[start]

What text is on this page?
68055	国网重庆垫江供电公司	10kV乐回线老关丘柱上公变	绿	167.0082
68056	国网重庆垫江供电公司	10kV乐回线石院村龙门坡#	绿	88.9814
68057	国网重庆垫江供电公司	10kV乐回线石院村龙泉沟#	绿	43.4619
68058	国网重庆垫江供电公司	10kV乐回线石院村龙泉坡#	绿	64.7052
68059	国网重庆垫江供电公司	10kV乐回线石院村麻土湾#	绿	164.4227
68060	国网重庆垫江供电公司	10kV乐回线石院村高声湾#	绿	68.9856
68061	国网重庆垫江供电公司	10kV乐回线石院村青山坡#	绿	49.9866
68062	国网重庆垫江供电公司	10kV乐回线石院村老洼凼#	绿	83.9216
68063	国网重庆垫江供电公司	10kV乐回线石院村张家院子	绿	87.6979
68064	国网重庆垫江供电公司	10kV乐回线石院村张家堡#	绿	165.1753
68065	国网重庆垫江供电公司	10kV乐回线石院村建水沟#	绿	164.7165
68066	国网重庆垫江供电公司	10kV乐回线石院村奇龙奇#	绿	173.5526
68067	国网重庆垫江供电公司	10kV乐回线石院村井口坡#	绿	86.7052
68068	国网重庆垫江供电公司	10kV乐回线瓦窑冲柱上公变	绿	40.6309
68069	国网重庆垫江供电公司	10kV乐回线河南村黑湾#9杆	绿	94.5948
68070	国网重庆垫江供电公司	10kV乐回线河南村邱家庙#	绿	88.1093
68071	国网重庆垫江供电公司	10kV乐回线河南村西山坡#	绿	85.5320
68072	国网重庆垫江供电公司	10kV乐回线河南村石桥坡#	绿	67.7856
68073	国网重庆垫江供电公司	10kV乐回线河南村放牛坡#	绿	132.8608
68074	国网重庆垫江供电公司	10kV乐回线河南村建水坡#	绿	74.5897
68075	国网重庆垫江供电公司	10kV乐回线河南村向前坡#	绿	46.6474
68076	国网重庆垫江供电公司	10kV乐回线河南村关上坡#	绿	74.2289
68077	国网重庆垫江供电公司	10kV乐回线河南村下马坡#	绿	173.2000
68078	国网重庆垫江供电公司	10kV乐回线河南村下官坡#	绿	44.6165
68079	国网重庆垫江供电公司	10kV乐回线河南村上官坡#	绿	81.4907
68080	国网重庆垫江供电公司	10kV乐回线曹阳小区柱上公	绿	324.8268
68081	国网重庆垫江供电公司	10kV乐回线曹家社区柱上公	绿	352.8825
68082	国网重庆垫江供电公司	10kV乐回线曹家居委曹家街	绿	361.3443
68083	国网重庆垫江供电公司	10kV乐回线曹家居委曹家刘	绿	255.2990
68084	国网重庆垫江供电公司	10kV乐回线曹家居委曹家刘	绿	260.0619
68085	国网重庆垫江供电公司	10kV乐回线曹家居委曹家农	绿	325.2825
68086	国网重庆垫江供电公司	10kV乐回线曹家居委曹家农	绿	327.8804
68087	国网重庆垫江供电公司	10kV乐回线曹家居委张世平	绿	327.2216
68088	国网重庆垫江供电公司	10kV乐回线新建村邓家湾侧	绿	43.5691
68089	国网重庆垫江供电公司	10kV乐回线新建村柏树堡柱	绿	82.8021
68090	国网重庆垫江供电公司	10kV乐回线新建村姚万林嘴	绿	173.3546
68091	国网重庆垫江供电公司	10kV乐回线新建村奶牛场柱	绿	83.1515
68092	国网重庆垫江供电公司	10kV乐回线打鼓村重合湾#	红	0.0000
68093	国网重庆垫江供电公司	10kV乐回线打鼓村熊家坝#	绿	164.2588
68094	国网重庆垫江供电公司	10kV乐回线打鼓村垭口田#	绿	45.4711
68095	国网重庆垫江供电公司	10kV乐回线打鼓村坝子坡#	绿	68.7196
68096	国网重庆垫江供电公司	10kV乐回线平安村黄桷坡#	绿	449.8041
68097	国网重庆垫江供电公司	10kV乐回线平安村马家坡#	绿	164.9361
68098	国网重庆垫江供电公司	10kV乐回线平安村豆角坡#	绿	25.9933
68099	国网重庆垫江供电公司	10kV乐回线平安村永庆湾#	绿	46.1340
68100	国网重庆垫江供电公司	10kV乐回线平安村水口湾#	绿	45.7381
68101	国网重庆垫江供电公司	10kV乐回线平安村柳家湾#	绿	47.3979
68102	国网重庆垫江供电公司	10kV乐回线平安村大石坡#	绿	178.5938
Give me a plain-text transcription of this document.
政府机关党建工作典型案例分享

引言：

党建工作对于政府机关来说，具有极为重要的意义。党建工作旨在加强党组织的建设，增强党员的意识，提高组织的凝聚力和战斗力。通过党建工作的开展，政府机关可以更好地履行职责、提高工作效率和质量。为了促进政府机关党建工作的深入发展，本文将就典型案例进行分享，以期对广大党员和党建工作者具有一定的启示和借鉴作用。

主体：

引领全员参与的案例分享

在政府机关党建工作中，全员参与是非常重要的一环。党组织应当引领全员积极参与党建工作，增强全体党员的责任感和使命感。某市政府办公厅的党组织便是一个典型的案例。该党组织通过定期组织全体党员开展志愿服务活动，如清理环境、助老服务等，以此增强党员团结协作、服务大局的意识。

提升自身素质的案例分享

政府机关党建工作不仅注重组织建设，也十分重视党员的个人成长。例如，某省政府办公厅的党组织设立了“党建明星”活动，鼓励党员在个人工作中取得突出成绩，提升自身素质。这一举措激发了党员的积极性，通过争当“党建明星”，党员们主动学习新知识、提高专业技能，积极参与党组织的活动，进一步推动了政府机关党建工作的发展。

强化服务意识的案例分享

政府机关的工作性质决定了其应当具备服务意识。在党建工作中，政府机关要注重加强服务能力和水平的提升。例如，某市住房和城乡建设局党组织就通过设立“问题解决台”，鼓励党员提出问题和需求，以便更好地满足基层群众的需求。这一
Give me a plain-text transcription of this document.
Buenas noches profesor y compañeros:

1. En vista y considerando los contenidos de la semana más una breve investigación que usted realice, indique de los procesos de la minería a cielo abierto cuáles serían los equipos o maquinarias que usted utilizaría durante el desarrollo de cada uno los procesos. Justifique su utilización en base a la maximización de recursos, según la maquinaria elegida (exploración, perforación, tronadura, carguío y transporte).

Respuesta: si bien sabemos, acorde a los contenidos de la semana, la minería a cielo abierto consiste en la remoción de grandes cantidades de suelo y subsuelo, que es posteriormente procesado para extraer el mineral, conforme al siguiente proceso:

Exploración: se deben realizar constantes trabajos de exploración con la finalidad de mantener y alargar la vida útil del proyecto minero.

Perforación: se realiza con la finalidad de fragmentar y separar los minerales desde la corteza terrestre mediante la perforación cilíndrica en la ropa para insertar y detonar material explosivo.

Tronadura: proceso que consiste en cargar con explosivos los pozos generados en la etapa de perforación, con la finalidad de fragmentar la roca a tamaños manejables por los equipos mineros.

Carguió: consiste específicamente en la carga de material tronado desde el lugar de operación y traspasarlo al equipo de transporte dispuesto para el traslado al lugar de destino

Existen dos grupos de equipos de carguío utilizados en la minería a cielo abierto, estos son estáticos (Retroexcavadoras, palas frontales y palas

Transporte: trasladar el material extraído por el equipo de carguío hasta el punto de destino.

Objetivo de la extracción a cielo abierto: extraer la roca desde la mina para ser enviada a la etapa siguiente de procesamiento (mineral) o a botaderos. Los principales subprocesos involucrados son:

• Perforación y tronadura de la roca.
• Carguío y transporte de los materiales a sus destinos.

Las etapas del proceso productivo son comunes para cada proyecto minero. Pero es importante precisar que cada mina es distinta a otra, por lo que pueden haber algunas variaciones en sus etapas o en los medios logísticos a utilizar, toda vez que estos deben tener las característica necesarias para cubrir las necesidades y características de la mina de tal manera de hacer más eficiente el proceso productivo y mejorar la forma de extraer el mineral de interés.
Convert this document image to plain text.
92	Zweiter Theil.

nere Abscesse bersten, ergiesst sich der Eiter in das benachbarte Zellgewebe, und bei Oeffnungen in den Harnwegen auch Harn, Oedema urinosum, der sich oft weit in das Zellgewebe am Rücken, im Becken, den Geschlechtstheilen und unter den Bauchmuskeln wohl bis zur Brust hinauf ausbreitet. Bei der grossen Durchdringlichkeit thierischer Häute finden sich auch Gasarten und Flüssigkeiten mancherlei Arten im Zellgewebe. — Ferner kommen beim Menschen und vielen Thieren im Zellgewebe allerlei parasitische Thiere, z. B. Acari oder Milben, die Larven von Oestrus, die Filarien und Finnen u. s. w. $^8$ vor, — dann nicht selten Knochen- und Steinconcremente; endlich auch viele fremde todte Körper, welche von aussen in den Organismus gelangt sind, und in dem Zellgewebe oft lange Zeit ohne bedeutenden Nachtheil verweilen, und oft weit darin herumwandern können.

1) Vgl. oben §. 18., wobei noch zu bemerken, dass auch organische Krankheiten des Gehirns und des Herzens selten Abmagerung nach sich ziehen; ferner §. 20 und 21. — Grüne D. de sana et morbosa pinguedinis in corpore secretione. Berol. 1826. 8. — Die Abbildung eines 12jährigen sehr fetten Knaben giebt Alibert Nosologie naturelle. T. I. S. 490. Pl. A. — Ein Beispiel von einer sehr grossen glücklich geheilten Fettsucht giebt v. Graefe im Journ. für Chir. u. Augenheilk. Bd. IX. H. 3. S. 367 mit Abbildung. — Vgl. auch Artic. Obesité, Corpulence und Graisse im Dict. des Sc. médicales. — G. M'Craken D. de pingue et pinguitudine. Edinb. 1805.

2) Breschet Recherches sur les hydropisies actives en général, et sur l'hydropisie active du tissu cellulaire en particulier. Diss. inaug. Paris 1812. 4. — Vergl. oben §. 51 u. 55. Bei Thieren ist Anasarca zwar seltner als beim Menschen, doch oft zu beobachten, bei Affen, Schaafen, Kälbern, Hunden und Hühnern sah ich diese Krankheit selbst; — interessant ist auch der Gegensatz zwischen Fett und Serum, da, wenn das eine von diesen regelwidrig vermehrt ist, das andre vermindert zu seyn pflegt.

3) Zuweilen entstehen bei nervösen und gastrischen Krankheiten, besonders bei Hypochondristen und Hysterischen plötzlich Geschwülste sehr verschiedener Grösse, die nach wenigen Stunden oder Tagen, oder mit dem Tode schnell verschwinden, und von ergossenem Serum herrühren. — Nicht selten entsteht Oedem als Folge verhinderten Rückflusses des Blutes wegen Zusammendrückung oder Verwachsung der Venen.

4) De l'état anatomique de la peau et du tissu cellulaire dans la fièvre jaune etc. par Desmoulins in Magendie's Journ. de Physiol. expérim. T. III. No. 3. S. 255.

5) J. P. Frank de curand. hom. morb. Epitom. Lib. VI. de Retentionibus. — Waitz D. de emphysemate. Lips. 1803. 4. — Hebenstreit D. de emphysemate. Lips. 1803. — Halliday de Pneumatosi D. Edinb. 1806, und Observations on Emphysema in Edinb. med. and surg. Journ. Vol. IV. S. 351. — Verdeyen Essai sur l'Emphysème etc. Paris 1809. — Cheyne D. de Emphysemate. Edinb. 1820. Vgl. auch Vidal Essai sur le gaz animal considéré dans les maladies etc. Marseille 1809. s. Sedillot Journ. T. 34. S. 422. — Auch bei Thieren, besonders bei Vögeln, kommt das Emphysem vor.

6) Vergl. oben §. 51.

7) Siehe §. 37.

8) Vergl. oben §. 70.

[end]

- To do:
Copy all lines of the listing above that contain the string "proyecto".

- Complete answer:
Exploración: se deben realizar constantes trabajos de exploración con la finalidad de mantener y alargar la vida útil del proyecto minero.
Las etapas del proceso productivo son comunes para cada proyecto minero. Pero es importante precisar que cada mina es distinta a otra, por lo que pueden haber algunas variaciones en sus etapas o en los medios logísticos a utilizar, toda vez que estos deben tener las característica necesarias para cubrir las necesidades y características de la mina de tal manera de hacer más eficiente el proceso productivo y mejorar la forma de extraer el mineral de interés.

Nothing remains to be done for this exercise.